Work to do>
Do not include the pictures; repeat the rest of the data exactly.

(Stored data entries)
☆ ☆ ☆ ☆

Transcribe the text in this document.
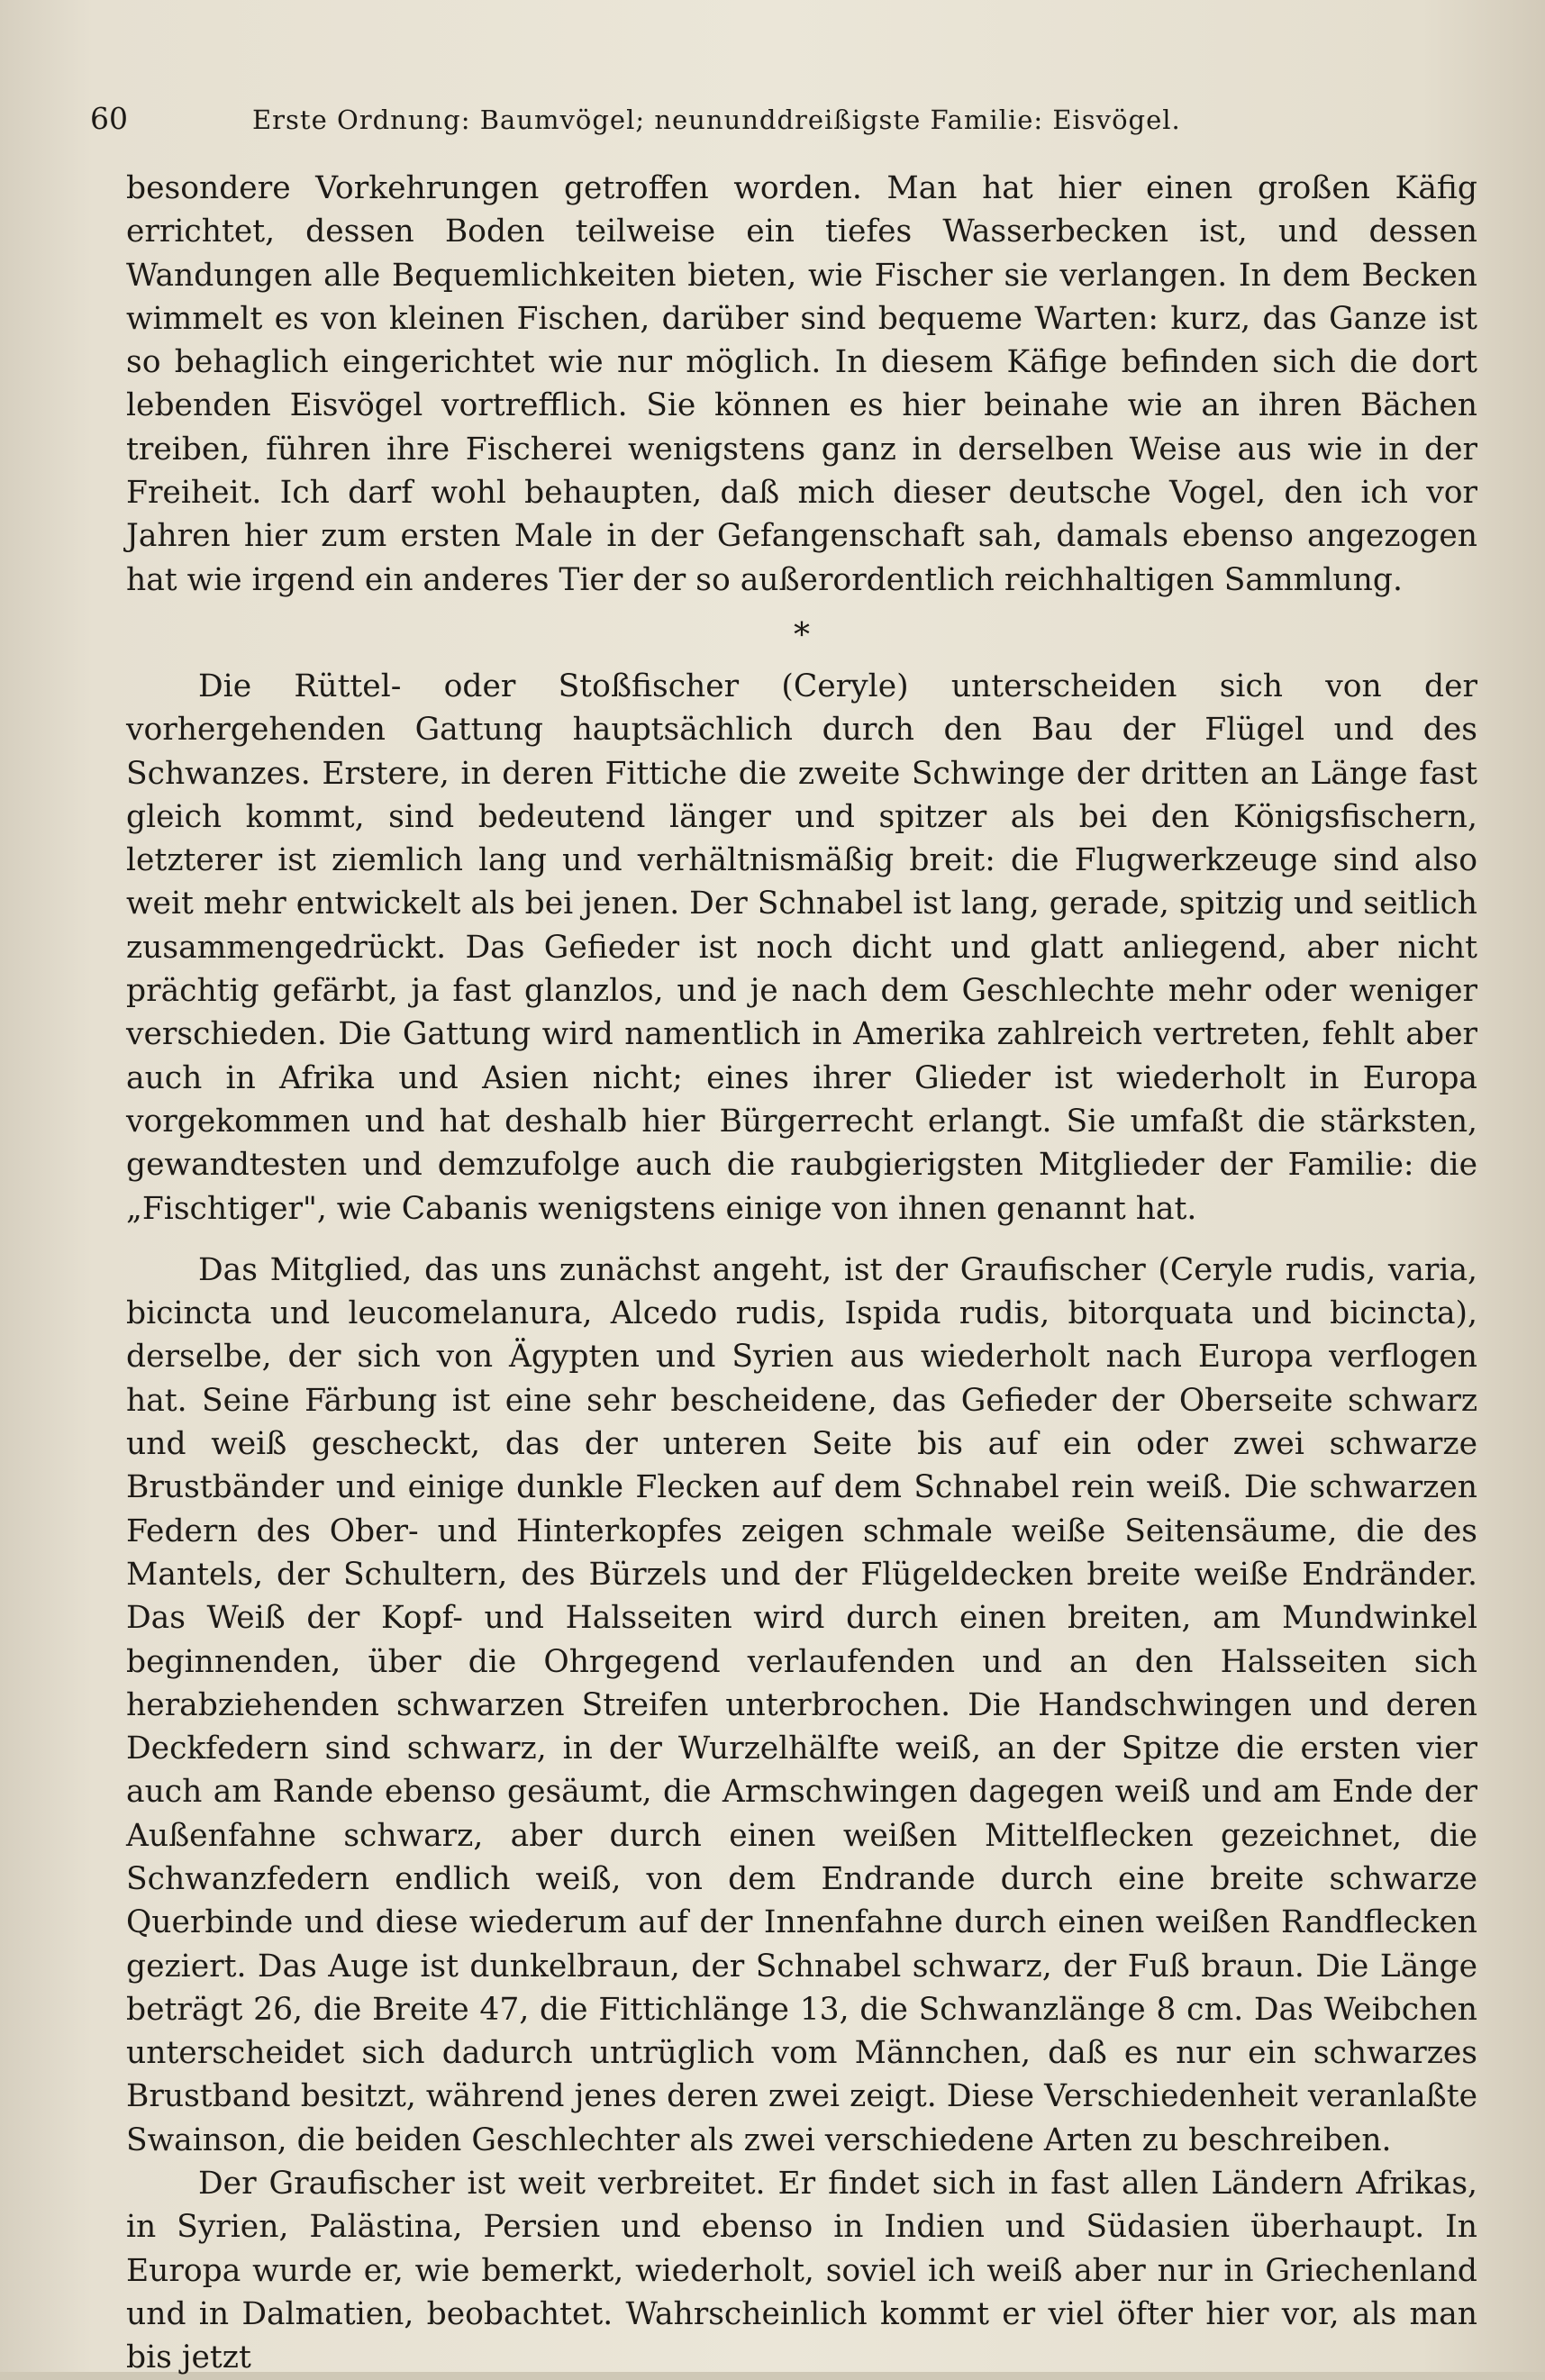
60	Erste Ordnung: Baumvögel; neununddreißigste Familie: Eisvögel.

besondere Vorkehrungen getroffen worden. Man hat hier einen großen Käfig errichtet, dessen Boden teilweise ein tiefes Wasserbecken ist, und dessen Wandungen alle Bequemlichkeiten bieten, wie Fischer sie verlangen. In dem Becken wimmelt es von kleinen Fischen, darüber sind bequeme Warten: kurz, das Ganze ist so behaglich eingerichtet wie nur möglich. In diesem Käfige befinden sich die dort lebenden Eisvögel vortrefflich. Sie können es hier beinahe wie an ihren Bächen treiben, führen ihre Fischerei wenigstens ganz in derselben Weise aus wie in der Freiheit. Ich darf wohl behaupten, daß mich dieser deutsche Vogel, den ich vor Jahren hier zum ersten Male in der Gefangenschaft sah, damals ebenso angezogen hat wie irgend ein anderes Tier der so außerordentlich reichhaltigen Sammlung.

*

Die Rüttel- oder Stoßfischer (Ceryle) unterscheiden sich von der vorhergehenden Gattung hauptsächlich durch den Bau der Flügel und des Schwanzes. Erstere, in deren Fittiche die zweite Schwinge der dritten an Länge fast gleich kommt, sind bedeutend länger und spitzer als bei den Königsfischern, letzterer ist ziemlich lang und verhältnismäßig breit: die Flugwerkzeuge sind also weit mehr entwickelt als bei jenen. Der Schnabel ist lang, gerade, spitzig und seitlich zusammengedrückt. Das Gefieder ist noch dicht und glatt anliegend, aber nicht prächtig gefärbt, ja fast glanzlos, und je nach dem Geschlechte mehr oder weniger verschieden. Die Gattung wird namentlich in Amerika zahlreich vertreten, fehlt aber auch in Afrika und Asien nicht; eines ihrer Glieder ist wiederholt in Europa vorgekommen und hat deshalb hier Bürgerrecht erlangt. Sie umfaßt die stärksten, gewandtesten und demzufolge auch die raubgierigsten Mitglieder der Familie: die „Fischtiger", wie Cabanis wenigstens einige von ihnen genannt hat.

Das Mitglied, das uns zunächst angeht, ist der Graufischer (Ceryle rudis, varia, bicincta und leucomelanura, Alcedo rudis, Ispida rudis, bitorquata und bicincta), derselbe, der sich von Ägypten und Syrien aus wiederholt nach Europa verflogen hat. Seine Färbung ist eine sehr bescheidene, das Gefieder der Oberseite schwarz und weiß gescheckt, das der unteren Seite bis auf ein oder zwei schwarze Brustbänder und einige dunkle Flecken auf dem Schnabel rein weiß. Die schwarzen Federn des Ober- und Hinterkopfes zeigen schmale weiße Seitensäume, die des Mantels, der Schultern, des Bürzels und der Flügeldecken breite weiße Endränder. Das Weiß der Kopf- und Halsseiten wird durch einen breiten, am Mundwinkel beginnenden, über die Ohrgegend verlaufenden und an den Halsseiten sich herabziehenden schwarzen Streifen unterbrochen. Die Handschwingen und deren Deckfedern sind schwarz, in der Wurzelhälfte weiß, an der Spitze die ersten vier auch am Rande ebenso gesäumt, die Armschwingen dagegen weiß und am Ende der Außenfahne schwarz, aber durch einen weißen Mittelflecken gezeichnet, die Schwanzfedern endlich weiß, von dem Endrande durch eine breite schwarze Querbinde und diese wiederum auf der Innenfahne durch einen weißen Randflecken geziert. Das Auge ist dunkelbraun, der Schnabel schwarz, der Fuß braun. Die Länge beträgt 26, die Breite 47, die Fittichlänge 13, die Schwanzlänge 8 cm. Das Weibchen unterscheidet sich dadurch untrüglich vom Männchen, daß es nur ein schwarzes Brustband besitzt, während jenes deren zwei zeigt. Diese Verschiedenheit veranlaßte Swainson, die beiden Geschlechter als zwei verschiedene Arten zu beschreiben.

Der Graufischer ist weit verbreitet. Er findet sich in fast allen Ländern Afrikas, in Syrien, Palästina, Persien und ebenso in Indien und Südasien überhaupt. In Europa wurde er, wie bemerkt, wiederholt, soviel ich weiß aber nur in Griechenland und in Dalmatien, beobachtet. Wahrscheinlich kommt er viel öfter hier vor, als man bis jetzt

☆ ☆ ☆ ☆

Problem solution>
Transcribe the text in this document.
60	Erste Ordnung: Baumvögel; neununddreißigste Familie: Eisvögel.

besondere Vorkehrungen getroffen worden. Man hat hier einen großen Käfig errichtet, dessen Boden teilweise ein tiefes Wasserbecken ist, und dessen Wandungen alle Bequemlichkeiten bieten, wie Fischer sie verlangen. In dem Becken wimmelt es von kleinen Fischen, darüber sind bequeme Warten: kurz, das Ganze ist so behaglich eingerichtet wie nur möglich. In diesem Käfige befinden sich die dort lebenden Eisvögel vortrefflich. Sie können es hier beinahe wie an ihren Bächen treiben, führen ihre Fischerei wenigstens ganz in derselben Weise aus wie in der Freiheit. Ich darf wohl behaupten, daß mich dieser deutsche Vogel, den ich vor Jahren hier zum ersten Male in der Gefangenschaft sah, damals ebenso angezogen hat wie irgend ein anderes Tier der so außerordentlich reichhaltigen Sammlung.

*

Die Rüttel- oder Stoßfischer (Ceryle) unterscheiden sich von der vorhergehenden Gattung hauptsächlich durch den Bau der Flügel und des Schwanzes. Erstere, in deren Fittiche die zweite Schwinge der dritten an Länge fast gleich kommt, sind bedeutend länger und spitzer als bei den Königsfischern, letzterer ist ziemlich lang und verhältnismäßig breit: die Flugwerkzeuge sind also weit mehr entwickelt als bei jenen. Der Schnabel ist lang, gerade, spitzig und seitlich zusammengedrückt. Das Gefieder ist noch dicht und glatt anliegend, aber nicht prächtig gefärbt, ja fast glanzlos, und je nach dem Geschlechte mehr oder weniger verschieden. Die Gattung wird namentlich in Amerika zahlreich vertreten, fehlt aber auch in Afrika und Asien nicht; eines ihrer Glieder ist wiederholt in Europa vorgekommen und hat deshalb hier Bürgerrecht erlangt. Sie umfaßt die stärksten, gewandtesten und demzufolge auch die raubgierigsten Mitglieder der Familie: die „Fischtiger", wie Cabanis wenigstens einige von ihnen genannt hat.

Das Mitglied, das uns zunächst angeht, ist der Graufischer (Ceryle rudis, varia, bicincta und leucomelanura, Alcedo rudis, Ispida rudis, bitorquata und bicincta), derselbe, der sich von Ägypten und Syrien aus wiederholt nach Europa verflogen hat. Seine Färbung ist eine sehr bescheidene, das Gefieder der Oberseite schwarz und weiß gescheckt, das der unteren Seite bis auf ein oder zwei schwarze Brustbänder und einige dunkle Flecken auf dem Schnabel rein weiß. Die schwarzen Federn des Ober- und Hinterkopfes zeigen schmale weiße Seitensäume, die des Mantels, der Schultern, des Bürzels und der Flügeldecken breite weiße Endränder. Das Weiß der Kopf- und Halsseiten wird durch einen breiten, am Mundwinkel beginnenden, über die Ohrgegend verlaufenden und an den Halsseiten sich herabziehenden schwarzen Streifen unterbrochen. Die Handschwingen und deren Deckfedern sind schwarz, in der Wurzelhälfte weiß, an der Spitze die ersten vier auch am Rande ebenso gesäumt, die Armschwingen dagegen weiß und am Ende der Außenfahne schwarz, aber durch einen weißen Mittelflecken gezeichnet, die Schwanzfedern endlich weiß, von dem Endrande durch eine breite schwarze Querbinde und diese wiederum auf der Innenfahne durch einen weißen Randflecken geziert. Das Auge ist dunkelbraun, der Schnabel schwarz, der Fuß braun. Die Länge beträgt 26, die Breite 47, die Fittichlänge 13, die Schwanzlänge 8 cm. Das Weibchen unterscheidet sich dadurch untrüglich vom Männchen, daß es nur ein schwarzes Brustband besitzt, während jenes deren zwei zeigt. Diese Verschiedenheit veranlaßte Swainson, die beiden Geschlechter als zwei verschiedene Arten zu beschreiben.

Der Graufischer ist weit verbreitet. Er findet sich in fast allen Ländern Afrikas, in Syrien, Palästina, Persien und ebenso in Indien und Südasien überhaupt. In Europa wurde er, wie bemerkt, wiederholt, soviel ich weiß aber nur in Griechenland und in Dalmatien, beobachtet. Wahrscheinlich kommt er viel öfter hier vor, als man bis jetzt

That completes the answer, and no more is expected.